• GOAL OF THE EXERCISE:
Pick out the lines in the listing below that contain the word "fois" and copy them.

• RECORDS TO USE:
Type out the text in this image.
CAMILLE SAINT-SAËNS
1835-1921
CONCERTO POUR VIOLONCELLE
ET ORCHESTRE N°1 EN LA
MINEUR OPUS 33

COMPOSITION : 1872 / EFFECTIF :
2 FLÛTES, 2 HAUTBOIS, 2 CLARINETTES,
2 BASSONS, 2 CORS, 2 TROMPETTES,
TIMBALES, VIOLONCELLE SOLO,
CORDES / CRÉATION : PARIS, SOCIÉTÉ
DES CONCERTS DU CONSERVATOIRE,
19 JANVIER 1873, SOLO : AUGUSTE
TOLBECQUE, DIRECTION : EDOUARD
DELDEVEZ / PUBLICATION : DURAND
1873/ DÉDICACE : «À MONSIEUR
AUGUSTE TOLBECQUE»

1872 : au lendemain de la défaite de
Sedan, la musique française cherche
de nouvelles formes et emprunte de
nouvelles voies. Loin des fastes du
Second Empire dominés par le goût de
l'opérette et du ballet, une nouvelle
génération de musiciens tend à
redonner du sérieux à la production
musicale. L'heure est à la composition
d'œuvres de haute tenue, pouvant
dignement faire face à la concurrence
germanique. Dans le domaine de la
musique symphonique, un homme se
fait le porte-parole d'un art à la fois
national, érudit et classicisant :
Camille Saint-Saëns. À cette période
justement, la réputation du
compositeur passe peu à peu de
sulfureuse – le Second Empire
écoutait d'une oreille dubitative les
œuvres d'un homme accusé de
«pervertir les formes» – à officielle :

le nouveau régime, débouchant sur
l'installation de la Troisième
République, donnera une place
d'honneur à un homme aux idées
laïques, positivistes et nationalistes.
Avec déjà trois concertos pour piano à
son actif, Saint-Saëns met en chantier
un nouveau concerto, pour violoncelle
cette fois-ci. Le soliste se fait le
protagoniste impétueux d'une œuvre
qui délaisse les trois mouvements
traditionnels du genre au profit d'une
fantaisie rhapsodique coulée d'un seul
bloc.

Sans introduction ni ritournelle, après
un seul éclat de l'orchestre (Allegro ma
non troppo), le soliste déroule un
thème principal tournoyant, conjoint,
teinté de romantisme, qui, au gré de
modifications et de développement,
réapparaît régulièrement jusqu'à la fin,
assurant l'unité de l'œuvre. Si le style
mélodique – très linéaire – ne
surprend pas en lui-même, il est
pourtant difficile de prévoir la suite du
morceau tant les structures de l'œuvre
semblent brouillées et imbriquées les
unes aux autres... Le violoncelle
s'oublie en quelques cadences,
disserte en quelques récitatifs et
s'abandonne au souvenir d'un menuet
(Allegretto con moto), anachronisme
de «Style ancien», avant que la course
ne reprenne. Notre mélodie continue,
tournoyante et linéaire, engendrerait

• SOLUTION TO THE PROBLEM:
fait le porte-parole d'un art à la fois
cette fois-ci. Le soliste se fait le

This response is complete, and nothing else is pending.